** START OF Input records **

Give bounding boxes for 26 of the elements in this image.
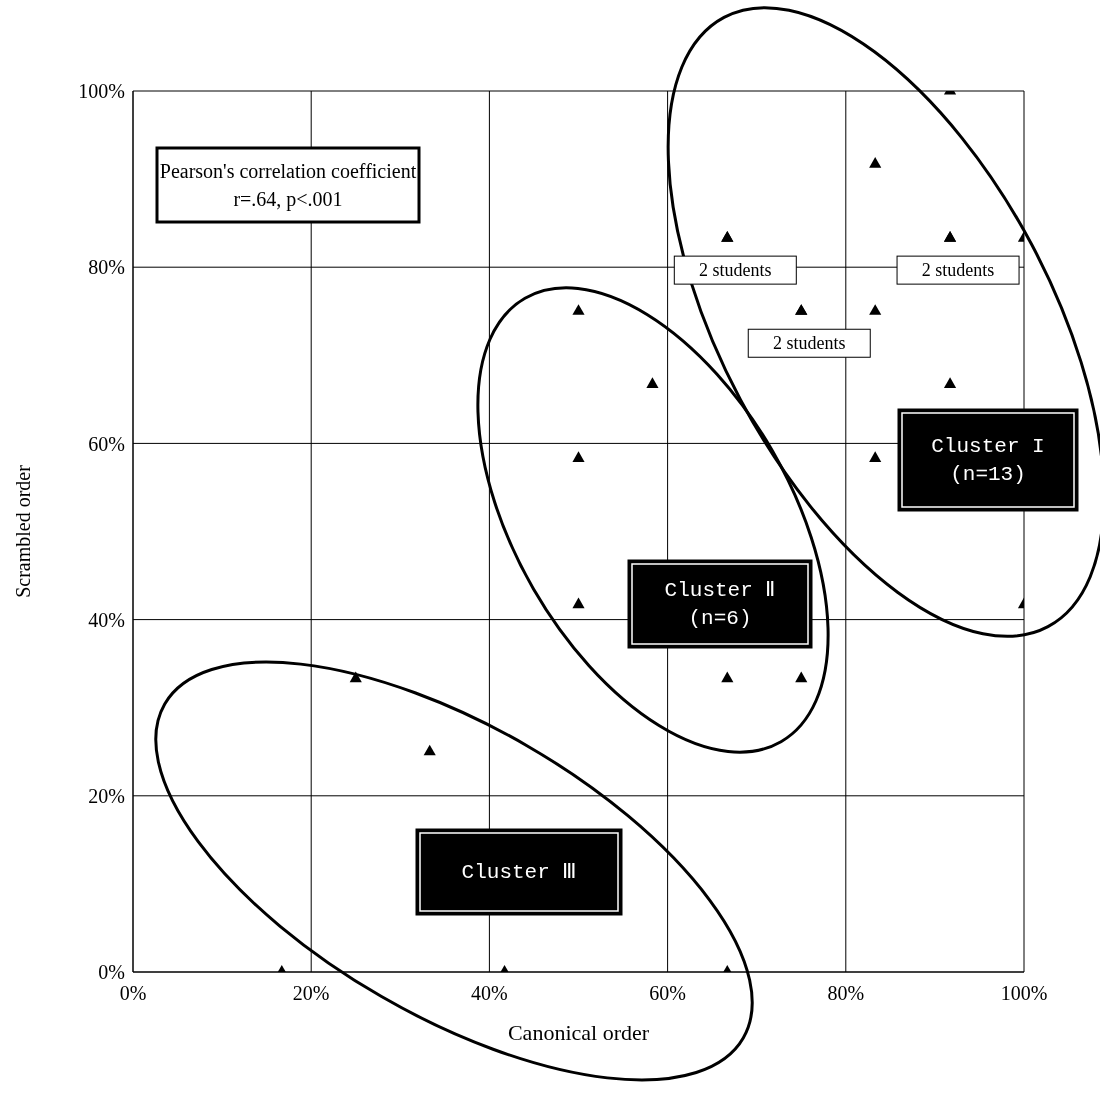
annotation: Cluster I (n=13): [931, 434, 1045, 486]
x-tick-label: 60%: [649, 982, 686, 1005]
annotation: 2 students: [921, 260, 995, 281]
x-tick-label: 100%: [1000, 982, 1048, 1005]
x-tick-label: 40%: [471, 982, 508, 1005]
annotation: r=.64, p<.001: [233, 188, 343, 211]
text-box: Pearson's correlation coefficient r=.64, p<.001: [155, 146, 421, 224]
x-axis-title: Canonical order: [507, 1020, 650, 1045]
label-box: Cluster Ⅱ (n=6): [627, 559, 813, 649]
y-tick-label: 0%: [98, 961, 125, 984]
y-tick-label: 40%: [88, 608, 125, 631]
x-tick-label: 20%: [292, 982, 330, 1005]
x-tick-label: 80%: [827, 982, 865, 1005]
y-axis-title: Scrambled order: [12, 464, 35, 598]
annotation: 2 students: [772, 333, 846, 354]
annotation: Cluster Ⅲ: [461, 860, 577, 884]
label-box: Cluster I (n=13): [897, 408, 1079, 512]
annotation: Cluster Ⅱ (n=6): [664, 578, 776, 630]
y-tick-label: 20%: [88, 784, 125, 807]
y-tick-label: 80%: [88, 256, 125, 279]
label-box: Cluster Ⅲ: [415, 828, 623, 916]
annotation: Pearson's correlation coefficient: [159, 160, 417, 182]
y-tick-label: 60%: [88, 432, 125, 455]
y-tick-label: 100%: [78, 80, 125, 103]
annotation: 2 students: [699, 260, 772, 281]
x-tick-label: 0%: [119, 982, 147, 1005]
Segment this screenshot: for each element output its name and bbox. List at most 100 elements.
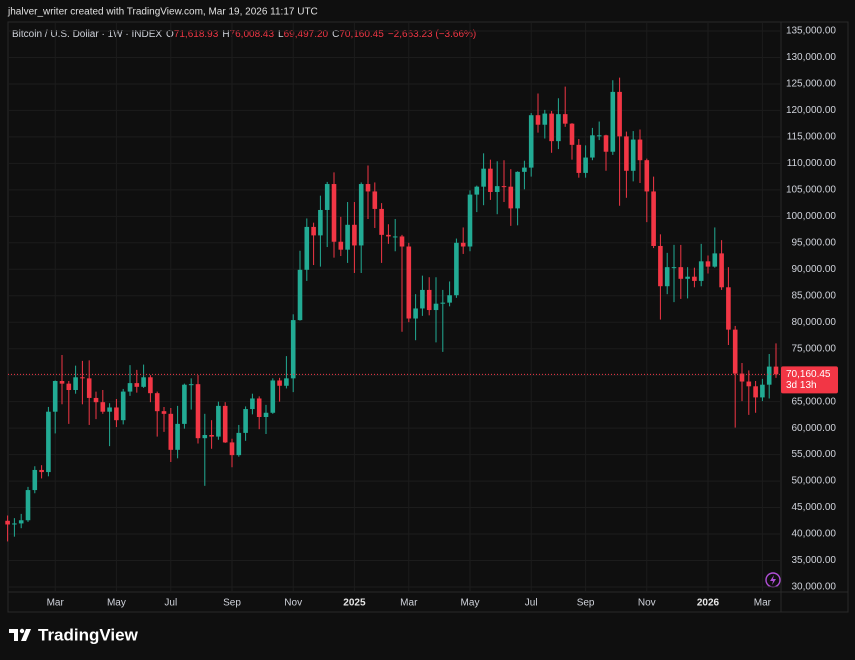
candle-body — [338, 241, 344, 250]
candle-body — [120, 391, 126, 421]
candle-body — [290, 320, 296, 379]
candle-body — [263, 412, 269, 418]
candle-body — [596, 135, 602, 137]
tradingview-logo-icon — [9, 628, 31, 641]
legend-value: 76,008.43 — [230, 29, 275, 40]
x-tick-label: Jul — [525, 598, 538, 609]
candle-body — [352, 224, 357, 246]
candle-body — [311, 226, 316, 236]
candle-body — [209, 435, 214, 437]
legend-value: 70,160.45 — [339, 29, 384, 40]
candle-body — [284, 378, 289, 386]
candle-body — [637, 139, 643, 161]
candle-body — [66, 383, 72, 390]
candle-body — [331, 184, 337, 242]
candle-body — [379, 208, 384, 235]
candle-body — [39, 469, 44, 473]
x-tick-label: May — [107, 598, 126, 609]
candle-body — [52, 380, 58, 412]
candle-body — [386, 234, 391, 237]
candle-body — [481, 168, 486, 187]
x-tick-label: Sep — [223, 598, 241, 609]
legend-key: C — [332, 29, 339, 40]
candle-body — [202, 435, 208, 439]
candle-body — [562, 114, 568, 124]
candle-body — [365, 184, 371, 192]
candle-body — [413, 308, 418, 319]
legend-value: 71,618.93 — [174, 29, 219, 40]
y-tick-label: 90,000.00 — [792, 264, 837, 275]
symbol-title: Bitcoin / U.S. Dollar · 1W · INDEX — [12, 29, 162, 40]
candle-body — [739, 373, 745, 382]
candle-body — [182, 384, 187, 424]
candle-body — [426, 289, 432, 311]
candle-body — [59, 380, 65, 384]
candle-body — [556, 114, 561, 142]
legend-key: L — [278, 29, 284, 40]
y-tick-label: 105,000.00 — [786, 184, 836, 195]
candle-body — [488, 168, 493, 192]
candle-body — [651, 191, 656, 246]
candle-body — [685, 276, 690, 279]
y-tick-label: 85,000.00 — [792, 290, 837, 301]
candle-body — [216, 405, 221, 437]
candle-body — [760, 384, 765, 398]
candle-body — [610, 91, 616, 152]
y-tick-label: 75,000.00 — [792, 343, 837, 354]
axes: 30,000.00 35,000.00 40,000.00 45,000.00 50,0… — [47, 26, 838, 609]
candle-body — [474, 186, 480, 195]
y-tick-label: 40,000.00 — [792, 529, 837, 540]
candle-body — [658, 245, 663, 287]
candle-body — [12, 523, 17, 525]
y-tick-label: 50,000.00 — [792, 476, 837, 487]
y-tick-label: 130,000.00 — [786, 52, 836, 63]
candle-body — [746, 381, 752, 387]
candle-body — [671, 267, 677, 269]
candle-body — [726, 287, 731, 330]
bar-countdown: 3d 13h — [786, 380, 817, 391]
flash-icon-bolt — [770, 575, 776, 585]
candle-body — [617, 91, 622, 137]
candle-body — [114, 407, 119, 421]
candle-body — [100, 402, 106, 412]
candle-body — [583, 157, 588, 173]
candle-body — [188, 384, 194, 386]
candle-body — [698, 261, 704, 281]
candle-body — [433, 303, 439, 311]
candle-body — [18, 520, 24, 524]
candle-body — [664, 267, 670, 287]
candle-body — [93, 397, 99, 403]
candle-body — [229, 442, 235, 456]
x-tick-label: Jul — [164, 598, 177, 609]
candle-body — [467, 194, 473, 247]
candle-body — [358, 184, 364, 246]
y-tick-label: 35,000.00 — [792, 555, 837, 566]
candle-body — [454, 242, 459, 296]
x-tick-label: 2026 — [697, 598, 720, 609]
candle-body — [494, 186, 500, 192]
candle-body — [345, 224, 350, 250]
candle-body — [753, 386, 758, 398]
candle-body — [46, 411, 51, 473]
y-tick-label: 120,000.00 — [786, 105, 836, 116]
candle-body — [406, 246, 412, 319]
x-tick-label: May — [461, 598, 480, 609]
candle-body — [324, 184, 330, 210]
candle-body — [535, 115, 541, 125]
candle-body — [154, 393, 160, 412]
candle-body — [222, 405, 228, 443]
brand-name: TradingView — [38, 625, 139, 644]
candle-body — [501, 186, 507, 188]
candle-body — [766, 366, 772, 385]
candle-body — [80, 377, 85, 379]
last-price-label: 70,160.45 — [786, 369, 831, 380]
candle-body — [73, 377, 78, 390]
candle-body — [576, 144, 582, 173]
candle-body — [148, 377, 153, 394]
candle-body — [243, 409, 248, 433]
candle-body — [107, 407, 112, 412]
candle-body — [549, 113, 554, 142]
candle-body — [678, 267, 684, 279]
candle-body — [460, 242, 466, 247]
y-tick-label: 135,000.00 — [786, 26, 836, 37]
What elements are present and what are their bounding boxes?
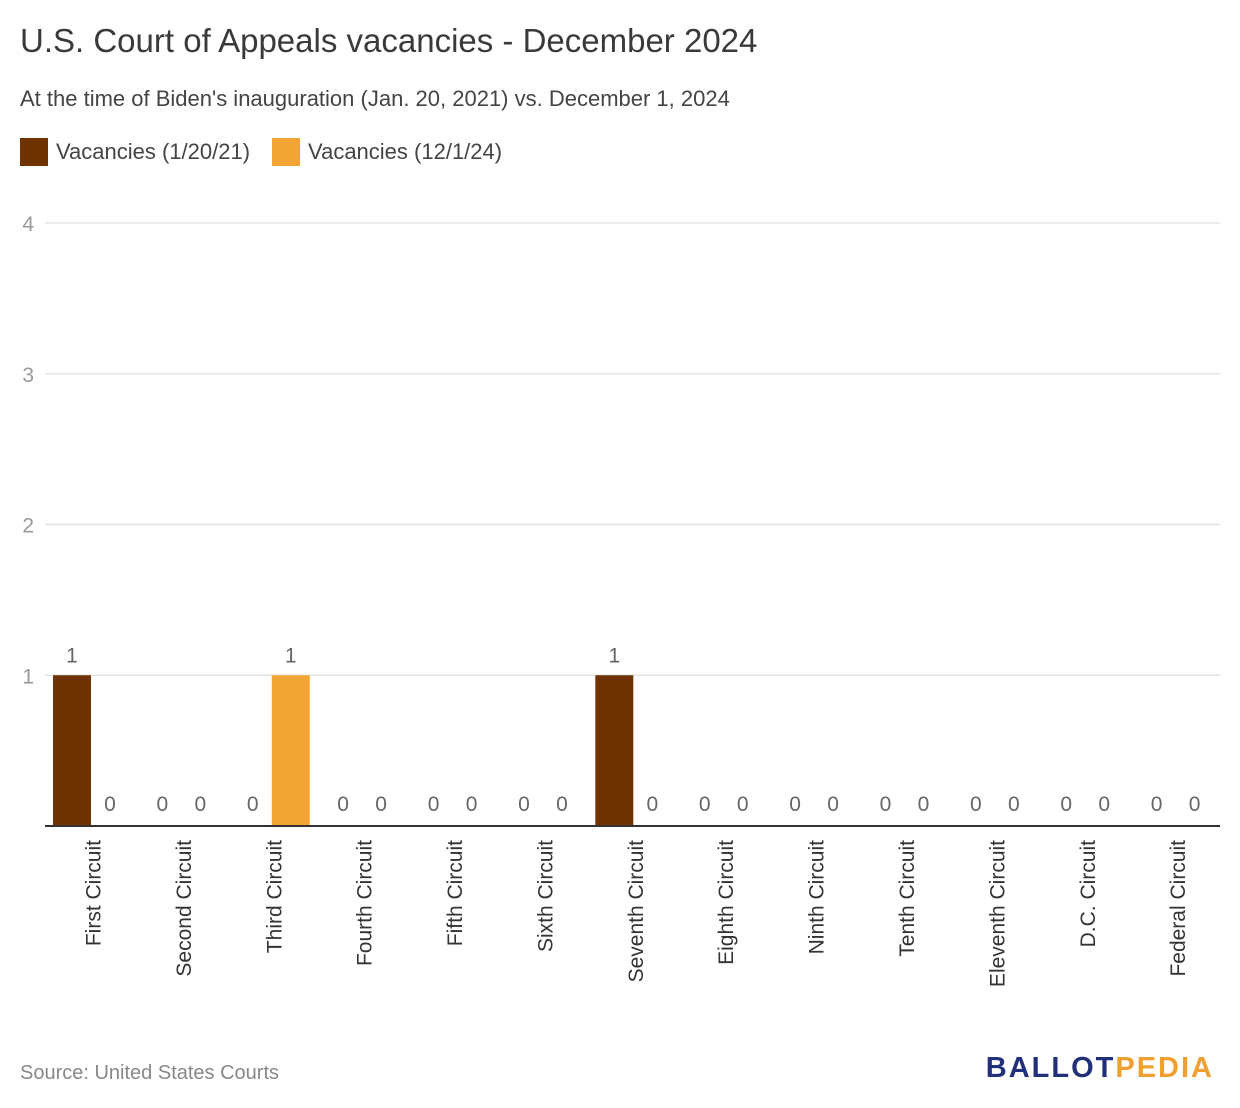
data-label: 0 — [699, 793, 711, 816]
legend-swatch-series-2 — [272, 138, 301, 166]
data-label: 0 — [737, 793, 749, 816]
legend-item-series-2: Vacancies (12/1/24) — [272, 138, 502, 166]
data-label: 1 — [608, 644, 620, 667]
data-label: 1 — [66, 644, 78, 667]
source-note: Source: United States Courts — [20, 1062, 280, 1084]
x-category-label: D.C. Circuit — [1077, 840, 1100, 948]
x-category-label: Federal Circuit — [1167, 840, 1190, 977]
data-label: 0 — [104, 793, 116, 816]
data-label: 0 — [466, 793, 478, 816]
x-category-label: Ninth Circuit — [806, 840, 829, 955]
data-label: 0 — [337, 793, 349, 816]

** END OF Input records **

Aim =>
Put every line of the listing above into a Markdown table with the columns Number and Record line, one row per line and no rows for blank lines. Leave the pictures out.

Response for this exercise =>
| Number | Record line |
|---|---|
| 1 | Give bounding boxes for 26 of the elements in this image. |
| 2 | annotation: Cluster I (n=13): [931, 434, 1045, 486] |
| 3 | x-tick-label: 60%: [649, 982, 686, 1005] |
| 4 | annotation: 2 students: [921, 260, 995, 281] |
| 5 | x-tick-label: 100%: [1000, 982, 1048, 1005] |
| 6 | x-tick-label: 40%: [471, 982, 508, 1005] |
| 7 | annotation: r=.64, p<.001: [233, 188, 343, 211] |
| 8 | text-box: Pearson's correlation coefficient r=.64, p<.001: [155, 146, 421, 224] |
| 9 | x-axis-title: Canonical order: [507, 1020, 650, 1045] |
| 10 | label-box: Cluster Ⅱ (n=6): [627, 559, 813, 649] |
| 11 | y-tick-label: 0%: [98, 961, 125, 984] |
| 12 | y-tick-label: 40%: [88, 608, 125, 631] |
| 13 | x-tick-label: 20%: [292, 982, 330, 1005] |
| 14 | x-tick-label: 80%: [827, 982, 865, 1005] |
| 15 | y-axis-title: Scrambled order: [12, 464, 35, 598] |
| 16 | annotation: 2 students: [772, 333, 846, 354] |
| 17 | annotation: Cluster Ⅲ: [461, 860, 577, 884] |
| 18 | label-box: Cluster I (n=13): [897, 408, 1079, 512] |
| 19 | annotation: Cluster Ⅱ (n=6): [664, 578, 776, 630] |
| 20 | y-tick-label: 20%: [88, 784, 125, 807] |
| 21 | y-tick-label: 80%: [88, 256, 125, 279] |
| 22 | label-box: Cluster Ⅲ: [415, 828, 623, 916] |
| 23 | annotation: Pearson's correlation coefficient: [159, 160, 417, 182] |
| 24 | y-tick-label: 60%: [88, 432, 125, 455] |
| 25 | y-tick-label: 100%: [78, 80, 125, 103] |
| 26 | annotation: 2 students: [699, 260, 772, 281] |
| 27 | x-tick-label: 0%: [119, 982, 147, 1005] |
| 28 | Segment this screenshot: for each element output its name and bbox. List at most 100 elements. |
| 29 | candle-body — [338, 241, 344, 250] |
| 30 | candle-body — [120, 391, 126, 421] |
| 31 | candle-body — [290, 320, 296, 379] |
| 32 | candle-body — [263, 412, 269, 418] |
| 33 | candle-body — [596, 135, 602, 137] |
| 34 | tradingview-logo-icon — [9, 628, 31, 641] |
| 35 | legend-value: 76,008.43 — [230, 29, 275, 40] |
| 36 | x-tick-label: Jul — [525, 598, 538, 609] |
| 37 | candle-body — [352, 224, 357, 246] |
| 38 | candle-body — [311, 226, 316, 236] |
| 39 | candle-body — [209, 435, 214, 437] |
| 40 | legend-value: 70,160.45 — [339, 29, 384, 40] |
| 41 | candle-body — [284, 378, 289, 386] |
| 42 | candle-body — [637, 139, 643, 161] |
| 43 | candle-body — [66, 383, 72, 390] |
| 44 | candle-body — [331, 184, 337, 242] |
| 45 | candle-body — [379, 208, 384, 235] |
| 46 | candle-body — [39, 469, 44, 473] |
| 47 | x-tick-label: May — [107, 598, 126, 609] |
| 48 | candle-body — [52, 380, 58, 412] |
| 49 | candle-body — [386, 234, 391, 237] |
| 50 | candle-body — [481, 168, 486, 187] |
| 51 | x-tick-label: Sep — [223, 598, 241, 609] |
| 52 | legend-key: C — [332, 29, 339, 40] |
| 53 | candle-body — [202, 435, 208, 439] |
| 54 | candle-body — [562, 114, 568, 124] |
| 55 | candle-body — [365, 184, 371, 192] |
| 56 | candle-body — [413, 308, 418, 319] |
| 57 | legend-value: 71,618.93 — [174, 29, 219, 40] |
| 58 | y-tick-label: 90,000.00 — [792, 264, 837, 275] |
| 59 | symbol-title: Bitcoin / U.S. Dollar · 1W · INDEX — [12, 29, 162, 40] |
| 60 | candle-body — [739, 373, 745, 382] |
| 61 | candle-body — [182, 384, 187, 424] |
| 62 | candle-body — [426, 289, 432, 311] |
| 63 | candle-body — [59, 380, 65, 384] |
| 64 | candle-body — [556, 114, 561, 142] |
| 65 | legend-key: L — [278, 29, 284, 40] |
| 66 | y-tick-label: 105,000.00 — [786, 184, 836, 195] |
| 67 | candle-body — [488, 168, 493, 192] |
| 68 | candle-body — [651, 191, 656, 246] |
| 69 | candle-body — [685, 276, 690, 279] |
| 70 | y-tick-label: 85,000.00 — [792, 290, 837, 301] |
| 71 | candle-body — [216, 405, 221, 437] |
| 72 | candle-body — [760, 384, 765, 398] |
| 73 | candle-body — [610, 91, 616, 152] |
| 74 | y-tick-label: 75,000.00 — [792, 343, 837, 354] |
| 75 | axes: 30,000.00 35,000.00 40,000.00 45,000.00 50,0… — [47, 26, 838, 609] |
| 76 | candle-body — [474, 186, 480, 195] |
| 77 | y-tick-label: 40,000.00 — [792, 529, 837, 540] |
| 78 | candle-body — [658, 245, 663, 287] |
| 79 | candle-body — [12, 523, 17, 525] |
| 80 | y-tick-label: 50,000.00 — [792, 476, 837, 487] |
| 81 | y-tick-label: 130,000.00 — [786, 52, 836, 63] |
| 82 | candle-body — [746, 381, 752, 387] |
| 83 | candle-body — [671, 267, 677, 269] |
| 84 | candle-body — [726, 287, 731, 330] |
| 85 | bar-countdown: 3d 13h — [786, 380, 817, 391] |
| 86 | flash-icon-bolt — [770, 575, 776, 585] |
| 87 | candle-body — [617, 91, 622, 137] |
| 88 | candle-body — [114, 407, 119, 421] |
| 89 | candle-body — [100, 402, 106, 412] |
| 90 | candle-body — [583, 157, 588, 173] |
| 91 | candle-body — [188, 384, 194, 386] |
| 92 | candle-body — [698, 261, 704, 281] |
| 93 | candle-body — [433, 303, 439, 311] |
| 94 | candle-body — [18, 520, 24, 524] |
| 95 | candle-body — [664, 267, 670, 287] |
| 96 | candle-body — [93, 397, 99, 403] |
| 97 | candle-body — [229, 442, 235, 456] |
| 98 | x-tick-label: Jul — [164, 598, 177, 609] |
| 99 | candle-body — [467, 194, 473, 247] |
| 100 | candle-body — [358, 184, 364, 246] |
| 101 | y-tick-label: 35,000.00 — [792, 555, 837, 566] |
| 102 | candle-body — [454, 242, 459, 296] |
| 103 | x-tick-label: 2026 — [697, 598, 720, 609] |
| 104 | candle-body — [494, 186, 500, 192] |
| 105 | candle-body — [345, 224, 350, 250] |
| 106 | candle-body — [753, 386, 758, 398] |
| 107 | candle-body — [46, 411, 51, 473] |
| 108 | y-tick-label: 120,000.00 — [786, 105, 836, 116] |
| 109 | candle-body — [406, 246, 412, 319] |
| 110 | x-tick-label: May — [461, 598, 480, 609] |
| 111 | candle-body — [324, 184, 330, 210] |
| 112 | candle-body — [535, 115, 541, 125] |
| 113 | candle-body — [154, 393, 160, 412] |
| 114 | candle-body — [222, 405, 228, 443] |
| 115 | brand-name: TradingView — [38, 625, 139, 644] |
| 116 | candle-body — [501, 186, 507, 188] |
| 117 | candle-body — [766, 366, 772, 385] |
| 118 | candle-body — [80, 377, 85, 379] |
| 119 | last-price-label: 70,160.45 — [786, 369, 831, 380] |
| 120 | candle-body — [73, 377, 78, 390] |
| 121 | candle-body — [576, 144, 582, 173] |
| 122 | candle-body — [148, 377, 153, 394] |
| 123 | candle-body — [243, 409, 248, 433] |
| 124 | candle-body — [107, 407, 112, 412] |
| 125 | candle-body — [549, 113, 554, 142] |
| 126 | candle-body — [678, 267, 684, 279] |
| 127 | candle-body — [460, 242, 466, 247] |
| 128 | y-tick-label: 135,000.00 — [786, 26, 836, 37] |
| 129 | What elements are present and what are their bounding boxes? |
| 130 | data-label: 0 — [699, 793, 711, 816] |
| 131 | legend-swatch-series-2 — [272, 138, 301, 166] |
| 132 | data-label: 0 — [737, 793, 749, 816] |
| 133 | legend-item-series-2: Vacancies (12/1/24) — [272, 138, 502, 166] |
| 134 | data-label: 1 — [608, 644, 620, 667] |
| 135 | data-label: 1 — [66, 644, 78, 667] |
| 136 | source-note: Source: United States Courts — [20, 1062, 280, 1084] |
| 137 | x-category-label: D.C. Circuit — [1077, 840, 1100, 948] |
| 138 | x-category-label: Federal Circuit — [1167, 840, 1190, 977] |
| 139 | data-label: 0 — [104, 793, 116, 816] |
| 140 | data-label: 0 — [466, 793, 478, 816] |
| 141 | x-category-label: Ninth Circuit — [806, 840, 829, 955] |
| 142 | data-label: 0 — [337, 793, 349, 816] |